◆ Entries provided ◆
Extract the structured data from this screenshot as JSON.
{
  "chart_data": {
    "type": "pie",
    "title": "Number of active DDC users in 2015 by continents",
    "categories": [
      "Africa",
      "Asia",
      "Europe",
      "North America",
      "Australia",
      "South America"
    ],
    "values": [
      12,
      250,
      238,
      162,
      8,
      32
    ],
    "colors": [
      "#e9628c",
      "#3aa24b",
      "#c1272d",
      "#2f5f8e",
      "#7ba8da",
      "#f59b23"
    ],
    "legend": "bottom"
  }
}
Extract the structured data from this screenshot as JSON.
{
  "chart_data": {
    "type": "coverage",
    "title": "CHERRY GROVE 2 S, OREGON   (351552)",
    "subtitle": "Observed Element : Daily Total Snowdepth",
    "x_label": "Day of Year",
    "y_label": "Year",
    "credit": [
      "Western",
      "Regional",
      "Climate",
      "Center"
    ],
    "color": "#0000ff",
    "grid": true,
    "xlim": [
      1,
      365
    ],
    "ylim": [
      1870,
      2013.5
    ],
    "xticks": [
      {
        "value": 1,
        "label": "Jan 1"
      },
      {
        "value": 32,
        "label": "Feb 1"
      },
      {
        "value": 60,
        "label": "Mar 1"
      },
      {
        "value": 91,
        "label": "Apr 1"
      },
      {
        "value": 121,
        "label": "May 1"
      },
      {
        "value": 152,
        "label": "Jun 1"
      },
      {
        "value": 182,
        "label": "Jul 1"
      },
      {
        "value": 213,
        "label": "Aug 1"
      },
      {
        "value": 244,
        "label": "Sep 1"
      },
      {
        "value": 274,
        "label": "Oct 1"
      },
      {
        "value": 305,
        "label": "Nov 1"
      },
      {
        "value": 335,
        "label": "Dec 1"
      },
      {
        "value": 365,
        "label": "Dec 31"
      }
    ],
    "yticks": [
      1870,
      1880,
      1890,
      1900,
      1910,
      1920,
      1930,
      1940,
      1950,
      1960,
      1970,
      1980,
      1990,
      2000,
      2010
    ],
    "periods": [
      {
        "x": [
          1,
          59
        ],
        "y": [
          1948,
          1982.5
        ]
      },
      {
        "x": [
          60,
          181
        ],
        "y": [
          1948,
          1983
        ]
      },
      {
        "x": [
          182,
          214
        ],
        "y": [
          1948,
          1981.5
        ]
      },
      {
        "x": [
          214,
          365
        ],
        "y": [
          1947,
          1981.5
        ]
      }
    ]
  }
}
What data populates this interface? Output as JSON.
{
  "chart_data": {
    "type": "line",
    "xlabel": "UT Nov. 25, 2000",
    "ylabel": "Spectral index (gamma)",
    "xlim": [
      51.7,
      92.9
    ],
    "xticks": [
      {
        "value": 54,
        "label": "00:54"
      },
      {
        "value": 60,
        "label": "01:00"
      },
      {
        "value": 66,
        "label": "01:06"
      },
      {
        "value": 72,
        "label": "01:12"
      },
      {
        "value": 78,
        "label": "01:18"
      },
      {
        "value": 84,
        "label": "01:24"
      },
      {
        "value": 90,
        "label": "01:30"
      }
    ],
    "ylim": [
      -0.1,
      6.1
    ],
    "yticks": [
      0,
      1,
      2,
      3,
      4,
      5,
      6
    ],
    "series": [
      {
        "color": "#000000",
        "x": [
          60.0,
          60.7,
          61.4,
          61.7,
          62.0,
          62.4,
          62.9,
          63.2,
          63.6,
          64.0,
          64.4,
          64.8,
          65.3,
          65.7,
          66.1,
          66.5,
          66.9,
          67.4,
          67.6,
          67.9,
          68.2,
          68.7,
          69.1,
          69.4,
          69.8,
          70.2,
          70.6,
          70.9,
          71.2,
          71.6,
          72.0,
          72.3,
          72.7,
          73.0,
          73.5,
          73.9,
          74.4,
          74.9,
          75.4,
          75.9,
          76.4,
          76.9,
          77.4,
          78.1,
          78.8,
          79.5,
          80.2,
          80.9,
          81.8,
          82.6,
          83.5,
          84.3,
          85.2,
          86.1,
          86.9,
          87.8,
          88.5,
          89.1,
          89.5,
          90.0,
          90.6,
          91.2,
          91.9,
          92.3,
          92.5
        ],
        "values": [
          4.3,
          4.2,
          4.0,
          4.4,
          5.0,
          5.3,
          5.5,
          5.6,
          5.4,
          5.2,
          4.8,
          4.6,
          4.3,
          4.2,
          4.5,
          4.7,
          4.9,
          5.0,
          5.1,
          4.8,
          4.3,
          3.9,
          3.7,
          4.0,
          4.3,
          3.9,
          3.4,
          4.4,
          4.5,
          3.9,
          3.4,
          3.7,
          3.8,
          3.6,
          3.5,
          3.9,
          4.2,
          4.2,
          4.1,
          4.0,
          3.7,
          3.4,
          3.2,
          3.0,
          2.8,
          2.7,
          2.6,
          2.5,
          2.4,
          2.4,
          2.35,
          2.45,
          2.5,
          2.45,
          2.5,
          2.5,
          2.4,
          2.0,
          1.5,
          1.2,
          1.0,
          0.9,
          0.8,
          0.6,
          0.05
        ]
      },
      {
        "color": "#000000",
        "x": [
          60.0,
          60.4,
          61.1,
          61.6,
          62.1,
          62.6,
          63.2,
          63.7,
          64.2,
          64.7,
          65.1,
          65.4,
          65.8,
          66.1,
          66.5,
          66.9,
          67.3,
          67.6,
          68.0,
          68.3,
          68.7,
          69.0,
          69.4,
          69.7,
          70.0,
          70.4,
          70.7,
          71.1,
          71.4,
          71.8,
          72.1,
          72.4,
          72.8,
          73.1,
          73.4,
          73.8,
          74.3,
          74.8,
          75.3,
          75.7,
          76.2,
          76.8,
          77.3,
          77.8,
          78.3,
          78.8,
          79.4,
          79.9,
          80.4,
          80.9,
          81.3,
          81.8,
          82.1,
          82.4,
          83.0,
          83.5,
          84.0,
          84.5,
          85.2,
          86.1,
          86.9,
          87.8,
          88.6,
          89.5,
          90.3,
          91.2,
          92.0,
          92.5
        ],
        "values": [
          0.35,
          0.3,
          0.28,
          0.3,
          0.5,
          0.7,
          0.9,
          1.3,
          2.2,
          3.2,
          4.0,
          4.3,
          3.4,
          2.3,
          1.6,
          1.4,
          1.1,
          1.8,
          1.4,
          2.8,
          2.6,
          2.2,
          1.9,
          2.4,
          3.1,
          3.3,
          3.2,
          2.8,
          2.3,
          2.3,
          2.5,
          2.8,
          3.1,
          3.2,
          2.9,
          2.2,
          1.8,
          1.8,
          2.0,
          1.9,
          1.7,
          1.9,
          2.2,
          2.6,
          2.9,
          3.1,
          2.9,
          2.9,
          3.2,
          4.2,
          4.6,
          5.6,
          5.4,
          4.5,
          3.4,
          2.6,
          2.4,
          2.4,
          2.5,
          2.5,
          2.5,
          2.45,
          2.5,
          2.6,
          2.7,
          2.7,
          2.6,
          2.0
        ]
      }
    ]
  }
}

◆ Exercise details ◆
In this exercise, repeat all entries exactly.

◆ Answer to the task ◆
Extract the structured data from this screenshot as JSON.
{
  "chart_data": {
    "type": "pie",
    "title": "Number of active DDC users in 2015 by continents",
    "categories": [
      "Africa",
      "Asia",
      "Europe",
      "North America",
      "Australia",
      "South America"
    ],
    "values": [
      12,
      250,
      238,
      162,
      8,
      32
    ],
    "colors": [
      "#e9628c",
      "#3aa24b",
      "#c1272d",
      "#2f5f8e",
      "#7ba8da",
      "#f59b23"
    ],
    "legend": "bottom"
  }
}
Extract the structured data from this screenshot as JSON.
{
  "chart_data": {
    "type": "coverage",
    "title": "CHERRY GROVE 2 S, OREGON   (351552)",
    "subtitle": "Observed Element : Daily Total Snowdepth",
    "x_label": "Day of Year",
    "y_label": "Year",
    "credit": [
      "Western",
      "Regional",
      "Climate",
      "Center"
    ],
    "color": "#0000ff",
    "grid": true,
    "xlim": [
      1,
      365
    ],
    "ylim": [
      1870,
      2013.5
    ],
    "xticks": [
      {
        "value": 1,
        "label": "Jan 1"
      },
      {
        "value": 32,
        "label": "Feb 1"
      },
      {
        "value": 60,
        "label": "Mar 1"
      },
      {
        "value": 91,
        "label": "Apr 1"
      },
      {
        "value": 121,
        "label": "May 1"
      },
      {
        "value": 152,
        "label": "Jun 1"
      },
      {
        "value": 182,
        "label": "Jul 1"
      },
      {
        "value": 213,
        "label": "Aug 1"
      },
      {
        "value": 244,
        "label": "Sep 1"
      },
      {
        "value": 274,
        "label": "Oct 1"
      },
      {
        "value": 305,
        "label": "Nov 1"
      },
      {
        "value": 335,
        "label": "Dec 1"
      },
      {
        "value": 365,
        "label": "Dec 31"
      }
    ],
    "yticks": [
      1870,
      1880,
      1890,
      1900,
      1910,
      1920,
      1930,
      1940,
      1950,
      1960,
      1970,
      1980,
      1990,
      2000,
      2010
    ],
    "periods": [
      {
        "x": [
          1,
          59
        ],
        "y": [
          1948,
          1982.5
        ]
      },
      {
        "x": [
          60,
          181
        ],
        "y": [
          1948,
          1983
        ]
      },
      {
        "x": [
          182,
          214
        ],
        "y": [
          1948,
          1981.5
        ]
      },
      {
        "x": [
          214,
          365
        ],
        "y": [
          1947,
          1981.5
        ]
      }
    ]
  }
}
What data populates this interface? Output as JSON.
{
  "chart_data": {
    "type": "line",
    "xlabel": "UT Nov. 25, 2000",
    "ylabel": "Spectral index (gamma)",
    "xlim": [
      51.7,
      92.9
    ],
    "xticks": [
      {
        "value": 54,
        "label": "00:54"
      },
      {
        "value": 60,
        "label": "01:00"
      },
      {
        "value": 66,
        "label": "01:06"
      },
      {
        "value": 72,
        "label": "01:12"
      },
      {
        "value": 78,
        "label": "01:18"
      },
      {
        "value": 84,
        "label": "01:24"
      },
      {
        "value": 90,
        "label": "01:30"
      }
    ],
    "ylim": [
      -0.1,
      6.1
    ],
    "yticks": [
      0,
      1,
      2,
      3,
      4,
      5,
      6
    ],
    "series": [
      {
        "color": "#000000",
        "x": [
          60.0,
          60.7,
          61.4,
          61.7,
          62.0,
          62.4,
          62.9,
          63.2,
          63.6,
          64.0,
          64.4,
          64.8,
          65.3,
          65.7,
          66.1,
          66.5,
          66.9,
          67.4,
          67.6,
          67.9,
          68.2,
          68.7,
          69.1,
          69.4,
          69.8,
          70.2,
          70.6,
          70.9,
          71.2,
          71.6,
          72.0,
          72.3,
          72.7,
          73.0,
          73.5,
          73.9,
          74.4,
          74.9,
          75.4,
          75.9,
          76.4,
          76.9,
          77.4,
          78.1,
          78.8,
          79.5,
          80.2,
          80.9,
          81.8,
          82.6,
          83.5,
          84.3,
          85.2,
          86.1,
          86.9,
          87.8,
          88.5,
          89.1,
          89.5,
          90.0,
          90.6,
          91.2,
          91.9,
          92.3,
          92.5
        ],
        "values": [
          4.3,
          4.2,
          4.0,
          4.4,
          5.0,
          5.3,
          5.5,
          5.6,
          5.4,
          5.2,
          4.8,
          4.6,
          4.3,
          4.2,
          4.5,
          4.7,
          4.9,
          5.0,
          5.1,
          4.8,
          4.3,
          3.9,
          3.7,
          4.0,
          4.3,
          3.9,
          3.4,
          4.4,
          4.5,
          3.9,
          3.4,
          3.7,
          3.8,
          3.6,
          3.5,
          3.9,
          4.2,
          4.2,
          4.1,
          4.0,
          3.7,
          3.4,
          3.2,
          3.0,
          2.8,
          2.7,
          2.6,
          2.5,
          2.4,
          2.4,
          2.35,
          2.45,
          2.5,
          2.45,
          2.5,
          2.5,
          2.4,
          2.0,
          1.5,
          1.2,
          1.0,
          0.9,
          0.8,
          0.6,
          0.05
        ]
      },
      {
        "color": "#000000",
        "x": [
          60.0,
          60.4,
          61.1,
          61.6,
          62.1,
          62.6,
          63.2,
          63.7,
          64.2,
          64.7,
          65.1,
          65.4,
          65.8,
          66.1,
          66.5,
          66.9,
          67.3,
          67.6,
          68.0,
          68.3,
          68.7,
          69.0,
          69.4,
          69.7,
          70.0,
          70.4,
          70.7,
          71.1,
          71.4,
          71.8,
          72.1,
          72.4,
          72.8,
          73.1,
          73.4,
          73.8,
          74.3,
          74.8,
          75.3,
          75.7,
          76.2,
          76.8,
          77.3,
          77.8,
          78.3,
          78.8,
          79.4,
          79.9,
          80.4,
          80.9,
          81.3,
          81.8,
          82.1,
          82.4,
          83.0,
          83.5,
          84.0,
          84.5,
          85.2,
          86.1,
          86.9,
          87.8,
          88.6,
          89.5,
          90.3,
          91.2,
          92.0,
          92.5
        ],
        "values": [
          0.35,
          0.3,
          0.28,
          0.3,
          0.5,
          0.7,
          0.9,
          1.3,
          2.2,
          3.2,
          4.0,
          4.3,
          3.4,
          2.3,
          1.6,
          1.4,
          1.1,
          1.8,
          1.4,
          2.8,
          2.6,
          2.2,
          1.9,
          2.4,
          3.1,
          3.3,
          3.2,
          2.8,
          2.3,
          2.3,
          2.5,
          2.8,
          3.1,
          3.2,
          2.9,
          2.2,
          1.8,
          1.8,
          2.0,
          1.9,
          1.7,
          1.9,
          2.2,
          2.6,
          2.9,
          3.1,
          2.9,
          2.9,
          3.2,
          4.2,
          4.6,
          5.6,
          5.4,
          4.5,
          3.4,
          2.6,
          2.4,
          2.4,
          2.5,
          2.5,
          2.5,
          2.45,
          2.5,
          2.6,
          2.7,
          2.7,
          2.6,
          2.0
        ]
      }
    ]
  }
}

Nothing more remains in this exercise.